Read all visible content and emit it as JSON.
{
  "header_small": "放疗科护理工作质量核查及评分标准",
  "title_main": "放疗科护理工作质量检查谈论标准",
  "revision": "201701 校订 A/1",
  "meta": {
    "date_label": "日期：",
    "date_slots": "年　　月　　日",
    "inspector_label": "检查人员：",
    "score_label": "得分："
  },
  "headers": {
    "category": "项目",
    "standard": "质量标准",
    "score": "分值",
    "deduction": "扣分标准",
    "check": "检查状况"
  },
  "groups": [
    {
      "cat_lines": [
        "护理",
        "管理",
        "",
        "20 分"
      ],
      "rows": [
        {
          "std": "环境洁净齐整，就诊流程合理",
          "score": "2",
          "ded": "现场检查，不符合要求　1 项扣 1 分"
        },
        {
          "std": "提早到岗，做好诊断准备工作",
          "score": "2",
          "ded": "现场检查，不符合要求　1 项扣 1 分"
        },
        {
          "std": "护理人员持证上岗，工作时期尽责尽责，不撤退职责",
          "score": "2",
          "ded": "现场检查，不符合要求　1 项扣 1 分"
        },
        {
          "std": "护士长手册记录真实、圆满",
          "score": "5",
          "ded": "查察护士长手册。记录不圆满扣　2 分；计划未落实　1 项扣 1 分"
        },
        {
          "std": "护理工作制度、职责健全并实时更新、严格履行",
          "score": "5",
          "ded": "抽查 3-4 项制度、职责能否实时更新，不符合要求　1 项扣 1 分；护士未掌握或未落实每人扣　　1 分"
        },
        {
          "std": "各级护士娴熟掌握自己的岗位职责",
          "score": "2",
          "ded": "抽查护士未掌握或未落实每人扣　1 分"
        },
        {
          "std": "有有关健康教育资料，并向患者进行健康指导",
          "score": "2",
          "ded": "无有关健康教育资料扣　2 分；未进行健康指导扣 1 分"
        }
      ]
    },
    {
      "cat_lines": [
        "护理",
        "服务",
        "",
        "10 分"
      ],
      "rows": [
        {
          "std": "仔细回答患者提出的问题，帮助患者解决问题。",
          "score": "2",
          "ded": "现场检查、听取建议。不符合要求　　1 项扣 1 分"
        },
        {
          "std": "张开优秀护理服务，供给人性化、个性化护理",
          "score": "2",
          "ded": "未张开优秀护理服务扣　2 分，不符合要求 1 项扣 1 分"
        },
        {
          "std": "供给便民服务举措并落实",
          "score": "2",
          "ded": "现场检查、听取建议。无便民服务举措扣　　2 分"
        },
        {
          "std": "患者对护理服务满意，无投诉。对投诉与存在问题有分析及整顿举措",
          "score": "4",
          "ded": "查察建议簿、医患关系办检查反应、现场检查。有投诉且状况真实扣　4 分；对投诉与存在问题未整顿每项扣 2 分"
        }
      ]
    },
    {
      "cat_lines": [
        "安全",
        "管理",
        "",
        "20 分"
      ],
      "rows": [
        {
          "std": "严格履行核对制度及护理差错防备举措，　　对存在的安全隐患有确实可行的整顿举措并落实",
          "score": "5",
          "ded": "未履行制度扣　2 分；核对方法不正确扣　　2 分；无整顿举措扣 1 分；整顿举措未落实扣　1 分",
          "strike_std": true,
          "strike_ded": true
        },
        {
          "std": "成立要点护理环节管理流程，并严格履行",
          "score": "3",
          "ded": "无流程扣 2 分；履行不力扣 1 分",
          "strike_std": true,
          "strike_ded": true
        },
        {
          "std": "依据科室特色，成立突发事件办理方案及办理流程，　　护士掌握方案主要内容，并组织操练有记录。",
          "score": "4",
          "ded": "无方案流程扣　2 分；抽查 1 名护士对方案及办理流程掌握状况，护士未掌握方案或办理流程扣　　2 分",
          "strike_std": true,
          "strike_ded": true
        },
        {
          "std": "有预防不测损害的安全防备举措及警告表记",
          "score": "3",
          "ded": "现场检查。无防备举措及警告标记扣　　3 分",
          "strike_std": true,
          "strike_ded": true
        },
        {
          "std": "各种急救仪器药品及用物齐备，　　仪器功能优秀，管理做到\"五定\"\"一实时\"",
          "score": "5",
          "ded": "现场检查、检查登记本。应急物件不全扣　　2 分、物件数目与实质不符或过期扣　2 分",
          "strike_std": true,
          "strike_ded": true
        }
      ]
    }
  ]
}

----------------------------------------

Reproduce all the data word for word.

Read all visible content and emit it as JSON.
{
  "header_small": "放疗科护理工作质量核查及评分标准",
  "title_main": "放疗科护理工作质量检查谈论标准",
  "revision": "201701 校订 A/1",
  "meta": {
    "date_label": "日期：",
    "date_slots": "年　　月　　日",
    "inspector_label": "检查人员：",
    "score_label": "得分："
  },
  "headers": {
    "category": "项目",
    "standard": "质量标准",
    "score": "分值",
    "deduction": "扣分标准",
    "check": "检查状况"
  },
  "groups": [
    {
      "cat_lines": [
        "护理",
        "管理",
        "",
        "20 分"
      ],
      "rows": [
        {
          "std": "环境洁净齐整，就诊流程合理",
          "score": "2",
          "ded": "现场检查，不符合要求　1 项扣 1 分"
        },
        {
          "std": "提早到岗，做好诊断准备工作",
          "score": "2",
          "ded": "现场检查，不符合要求　1 项扣 1 分"
        },
        {
          "std": "护理人员持证上岗，工作时期尽责尽责，不撤退职责",
          "score": "2",
          "ded": "现场检查，不符合要求　1 项扣 1 分"
        },
        {
          "std": "护士长手册记录真实、圆满",
          "score": "5",
          "ded": "查察护士长手册。记录不圆满扣　2 分；计划未落实　1 项扣 1 分"
        },
        {
          "std": "护理工作制度、职责健全并实时更新、严格履行",
          "score": "5",
          "ded": "抽查 3-4 项制度、职责能否实时更新，不符合要求　1 项扣 1 分；护士未掌握或未落实每人扣　　1 分"
        },
        {
          "std": "各级护士娴熟掌握自己的岗位职责",
          "score": "2",
          "ded": "抽查护士未掌握或未落实每人扣　1 分"
        },
        {
          "std": "有有关健康教育资料，并向患者进行健康指导",
          "score": "2",
          "ded": "无有关健康教育资料扣　2 分；未进行健康指导扣 1 分"
        }
      ]
    },
    {
      "cat_lines": [
        "护理",
        "服务",
        "",
        "10 分"
      ],
      "rows": [
        {
          "std": "仔细回答患者提出的问题，帮助患者解决问题。",
          "score": "2",
          "ded": "现场检查、听取建议。不符合要求　　1 项扣 1 分"
        },
        {
          "std": "张开优秀护理服务，供给人性化、个性化护理",
          "score": "2",
          "ded": "未张开优秀护理服务扣　2 分，不符合要求 1 项扣 1 分"
        },
        {
          "std": "供给便民服务举措并落实",
          "score": "2",
          "ded": "现场检查、听取建议。无便民服务举措扣　　2 分"
        },
        {
          "std": "患者对护理服务满意，无投诉。对投诉与存在问题有分析及整顿举措",
          "score": "4",
          "ded": "查察建议簿、医患关系办检查反应、现场检查。有投诉且状况真实扣　4 分；对投诉与存在问题未整顿每项扣 2 分"
        }
      ]
    },
    {
      "cat_lines": [
        "安全",
        "管理",
        "",
        "20 分"
      ],
      "rows": [
        {
          "std": "严格履行核对制度及护理差错防备举措，　　对存在的安全隐患有确实可行的整顿举措并落实",
          "score": "5",
          "ded": "未履行制度扣　2 分；核对方法不正确扣　　2 分；无整顿举措扣 1 分；整顿举措未落实扣　1 分",
          "strike_std": true,
          "strike_ded": true
        },
        {
          "std": "成立要点护理环节管理流程，并严格履行",
          "score": "3",
          "ded": "无流程扣 2 分；履行不力扣 1 分",
          "strike_std": true,
          "strike_ded": true
        },
        {
          "std": "依据科室特色，成立突发事件办理方案及办理流程，　　护士掌握方案主要内容，并组织操练有记录。",
          "score": "4",
          "ded": "无方案流程扣　2 分；抽查 1 名护士对方案及办理流程掌握状况，护士未掌握方案或办理流程扣　　2 分",
          "strike_std": true,
          "strike_ded": true
        },
        {
          "std": "有预防不测损害的安全防备举措及警告表记",
          "score": "3",
          "ded": "现场检查。无防备举措及警告标记扣　　3 分",
          "strike_std": true,
          "strike_ded": true
        },
        {
          "std": "各种急救仪器药品及用物齐备，　　仪器功能优秀，管理做到\"五定\"\"一实时\"",
          "score": "5",
          "ded": "现场检查、检查登记本。应急物件不全扣　　2 分、物件数目与实质不符或过期扣　2 分",
          "strike_std": true,
          "strike_ded": true
        }
      ]
    }
  ]
}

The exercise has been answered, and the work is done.